*Data provided:*

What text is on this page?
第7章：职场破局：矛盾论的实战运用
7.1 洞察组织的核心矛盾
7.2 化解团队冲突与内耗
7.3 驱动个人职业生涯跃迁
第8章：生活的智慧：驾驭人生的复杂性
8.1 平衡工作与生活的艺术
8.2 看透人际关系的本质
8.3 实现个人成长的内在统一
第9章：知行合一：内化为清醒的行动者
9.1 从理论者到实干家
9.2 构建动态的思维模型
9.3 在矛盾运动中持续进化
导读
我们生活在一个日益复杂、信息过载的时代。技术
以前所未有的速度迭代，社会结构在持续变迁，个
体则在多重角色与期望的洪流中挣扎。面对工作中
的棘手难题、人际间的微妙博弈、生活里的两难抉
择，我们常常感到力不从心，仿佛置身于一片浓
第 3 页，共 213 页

*Directive:*
Copy out the whole listing, exactly as written.

*Problem solution:*
What text is on this page?
第7章：职场破局：矛盾论的实战运用
7.1 洞察组织的核心矛盾
7.2 化解团队冲突与内耗
7.3 驱动个人职业生涯跃迁
第8章：生活的智慧：驾驭人生的复杂性
8.1 平衡工作与生活的艺术
8.2 看透人际关系的本质
8.3 实现个人成长的内在统一
第9章：知行合一：内化为清醒的行动者
9.1 从理论者到实干家
9.2 构建动态的思维模型
9.3 在矛盾运动中持续进化
导读
我们生活在一个日益复杂、信息过载的时代。技术
以前所未有的速度迭代，社会结构在持续变迁，个
体则在多重角色与期望的洪流中挣扎。面对工作中
的棘手难题、人际间的微妙博弈、生活里的两难抉
择，我们常常感到力不从心，仿佛置身于一片浓
第 3 页，共 213 页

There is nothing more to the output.